• [What is asked]: Copy each line exactly. Drop every picture.
Start of Source material
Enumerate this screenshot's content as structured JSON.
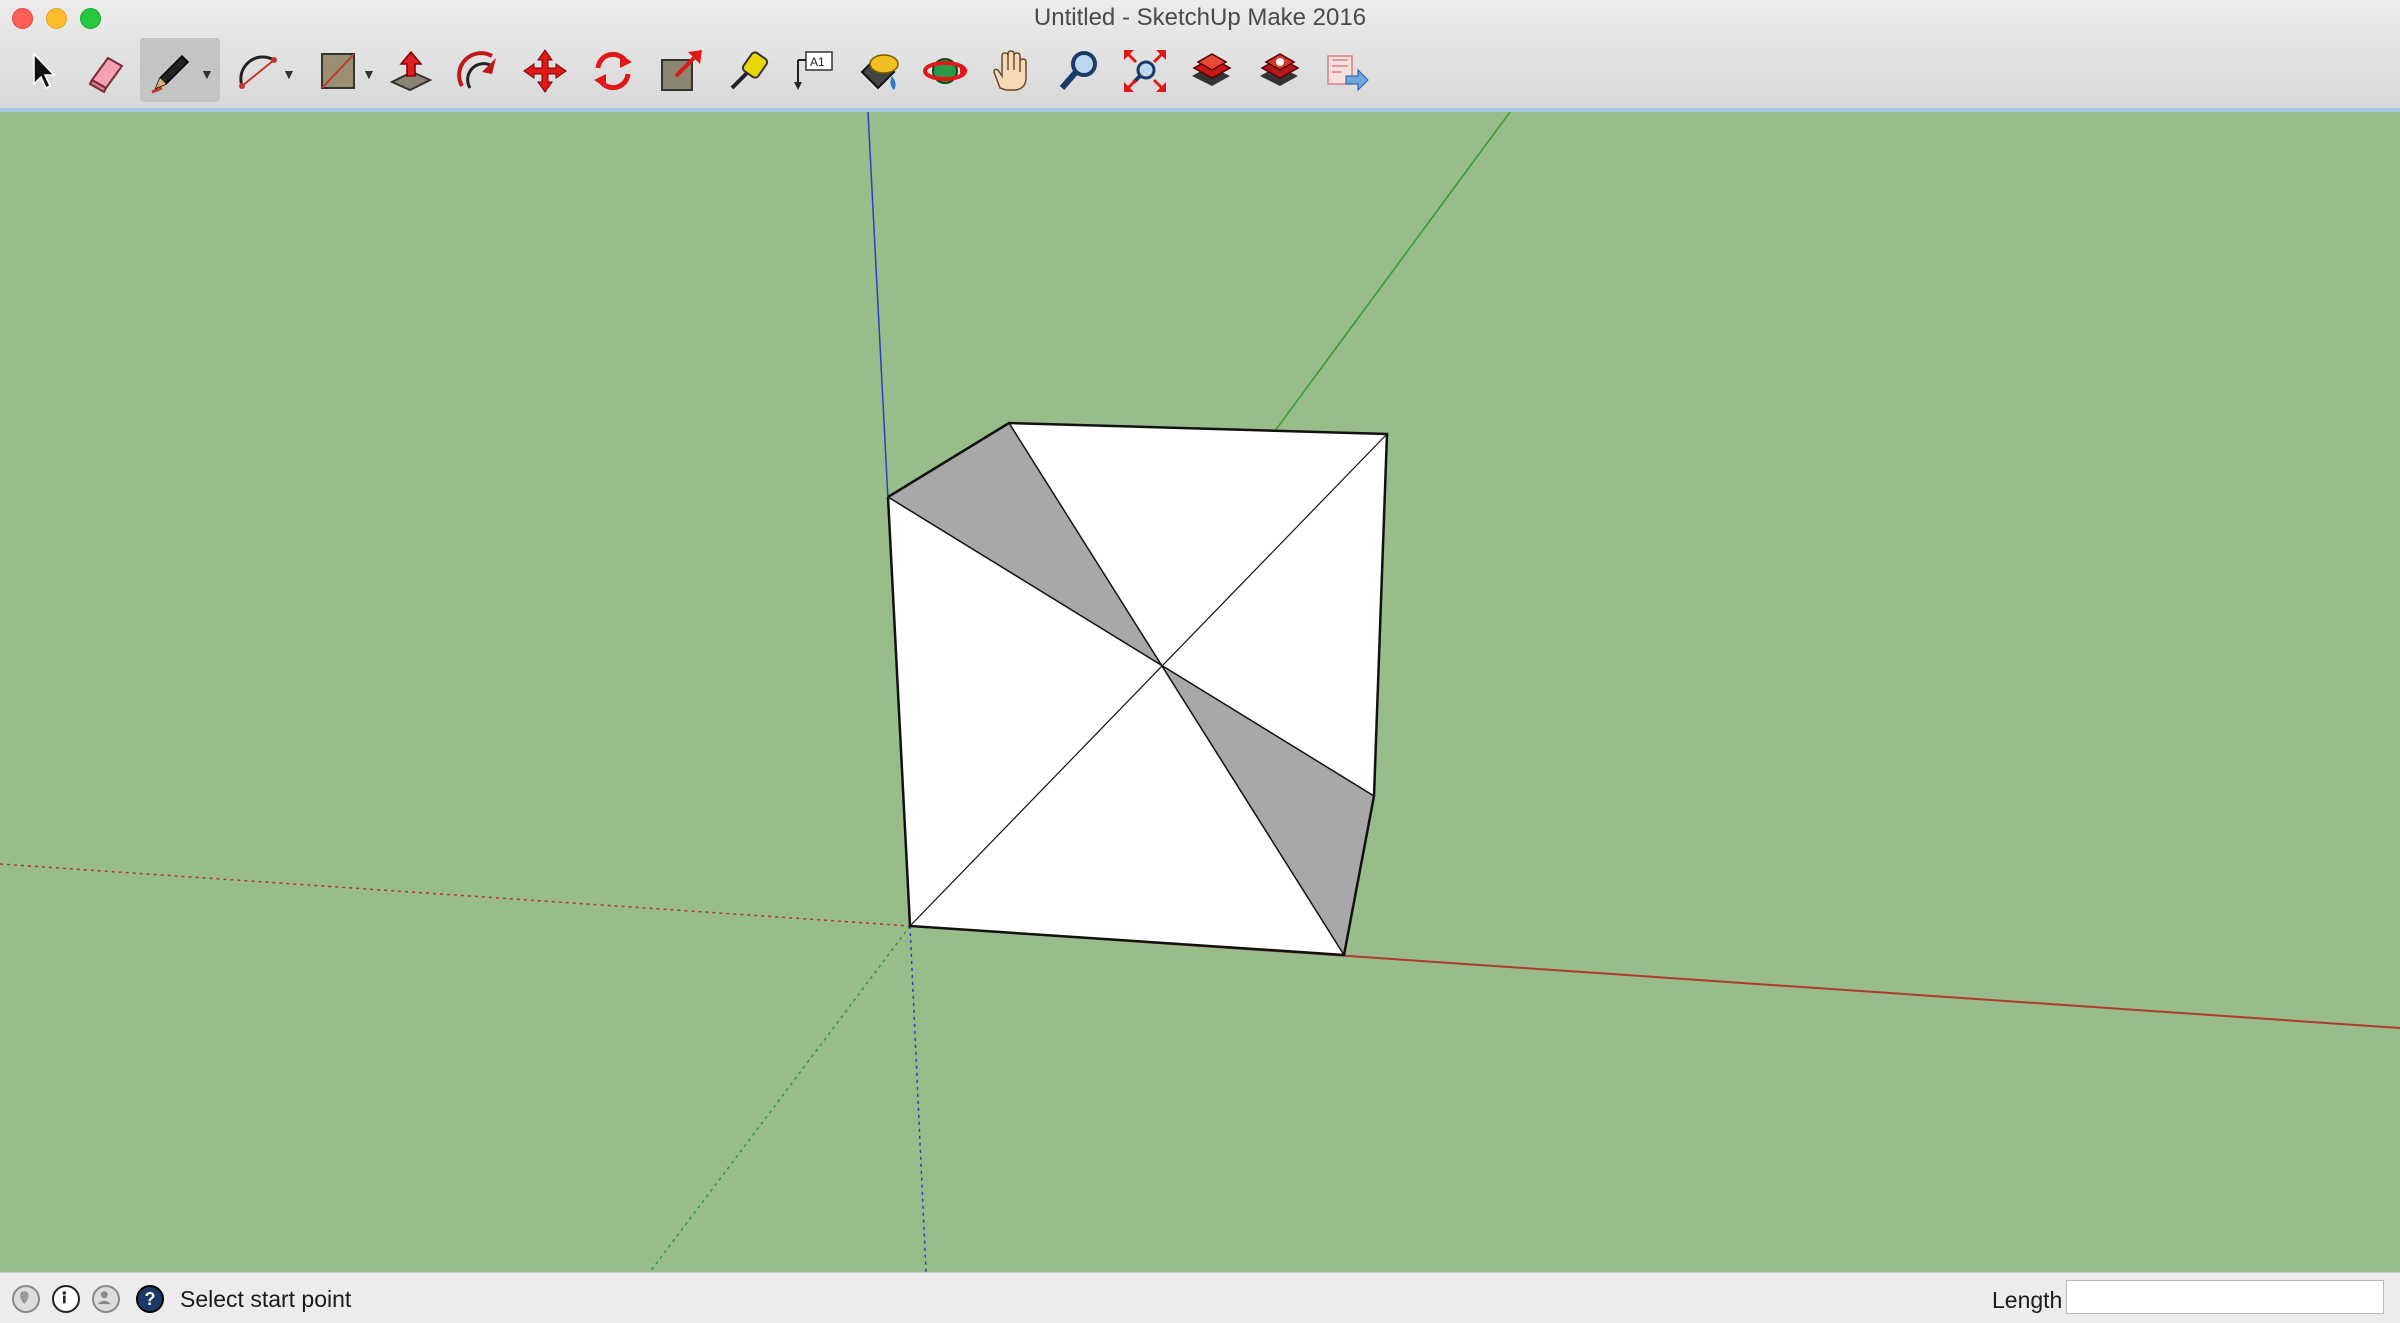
{
  "window": {
    "title": "Untitled - SketchUp Make 2016",
    "controls": [
      "close",
      "minimize",
      "zoom"
    ]
  },
  "toolbar": {
    "tools": [
      {
        "name": "select-tool",
        "icon": "arrow-cursor-icon"
      },
      {
        "name": "eraser-tool",
        "icon": "eraser-icon"
      },
      {
        "name": "line-tool",
        "icon": "pencil-icon",
        "active": true,
        "has_dropdown": true
      },
      {
        "name": "arc-tool",
        "icon": "arc-icon",
        "has_dropdown": true
      },
      {
        "name": "rectangle-tool",
        "icon": "rectangle-icon",
        "has_dropdown": true
      },
      {
        "name": "push-pull-tool",
        "icon": "push-pull-icon"
      },
      {
        "name": "offset-tool",
        "icon": "offset-icon"
      },
      {
        "name": "move-tool",
        "icon": "move-arrows-icon"
      },
      {
        "name": "rotate-tool",
        "icon": "rotate-icon"
      },
      {
        "name": "scale-tool",
        "icon": "scale-icon"
      },
      {
        "name": "tape-measure-tool",
        "icon": "tape-measure-icon"
      },
      {
        "name": "text-tool",
        "icon": "text-label-icon",
        "label": "A1"
      },
      {
        "name": "paint-bucket-tool",
        "icon": "paint-bucket-icon"
      },
      {
        "name": "orbit-tool",
        "icon": "orbit-icon"
      },
      {
        "name": "pan-tool",
        "icon": "hand-icon"
      },
      {
        "name": "zoom-tool",
        "icon": "magnifier-icon"
      },
      {
        "name": "zoom-extents-tool",
        "icon": "zoom-extents-icon"
      },
      {
        "name": "3d-warehouse-tool",
        "icon": "warehouse-icon"
      },
      {
        "name": "extension-warehouse-tool",
        "icon": "extension-warehouse-icon"
      },
      {
        "name": "share-model-tool",
        "icon": "share-model-icon"
      }
    ]
  },
  "colors": {
    "ground": "#98bd8b",
    "red_axis": "#b03a2e",
    "green_axis": "#2f9a2f",
    "blue_axis": "#2a3fbf",
    "face_front": "#ffffff",
    "face_back": "#a8a8a8",
    "edge": "#000000",
    "active_tool_bg": "#c4c4c4"
  },
  "status": {
    "icons": [
      "geo-location-icon",
      "credits-icon",
      "user-account-icon",
      "help-icon"
    ],
    "prompt": "Select start point",
    "measurement_label": "Length",
    "measurement_value": ""
  }
}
End of Source material
• [Correct output]:
Enumerate this screenshot's content as structured JSON.
{
  "window": {
    "title": "Untitled - SketchUp Make 2016",
    "controls": [
      "close",
      "minimize",
      "zoom"
    ]
  },
  "toolbar": {
    "tools": [
      {
        "name": "select-tool",
        "icon": "arrow-cursor-icon"
      },
      {
        "name": "eraser-tool",
        "icon": "eraser-icon"
      },
      {
        "name": "line-tool",
        "icon": "pencil-icon",
        "active": true,
        "has_dropdown": true
      },
      {
        "name": "arc-tool",
        "icon": "arc-icon",
        "has_dropdown": true
      },
      {
        "name": "rectangle-tool",
        "icon": "rectangle-icon",
        "has_dropdown": true
      },
      {
        "name": "push-pull-tool",
        "icon": "push-pull-icon"
      },
      {
        "name": "offset-tool",
        "icon": "offset-icon"
      },
      {
        "name": "move-tool",
        "icon": "move-arrows-icon"
      },
      {
        "name": "rotate-tool",
        "icon": "rotate-icon"
      },
      {
        "name": "scale-tool",
        "icon": "scale-icon"
      },
      {
        "name": "tape-measure-tool",
        "icon": "tape-measure-icon"
      },
      {
        "name": "text-tool",
        "icon": "text-label-icon",
        "label": "A1"
      },
      {
        "name": "paint-bucket-tool",
        "icon": "paint-bucket-icon"
      },
      {
        "name": "orbit-tool",
        "icon": "orbit-icon"
      },
      {
        "name": "pan-tool",
        "icon": "hand-icon"
      },
      {
        "name": "zoom-tool",
        "icon": "magnifier-icon"
      },
      {
        "name": "zoom-extents-tool",
        "icon": "zoom-extents-icon"
      },
      {
        "name": "3d-warehouse-tool",
        "icon": "warehouse-icon"
      },
      {
        "name": "extension-warehouse-tool",
        "icon": "extension-warehouse-icon"
      },
      {
        "name": "share-model-tool",
        "icon": "share-model-icon"
      }
    ]
  },
  "colors": {
    "ground": "#98bd8b",
    "red_axis": "#b03a2e",
    "green_axis": "#2f9a2f",
    "blue_axis": "#2a3fbf",
    "face_front": "#ffffff",
    "face_back": "#a8a8a8",
    "edge": "#000000",
    "active_tool_bg": "#c4c4c4"
  },
  "status": {
    "icons": [
      "geo-location-icon",
      "credits-icon",
      "user-account-icon",
      "help-icon"
    ],
    "prompt": "Select start point",
    "measurement_label": "Length",
    "measurement_value": ""
  }
}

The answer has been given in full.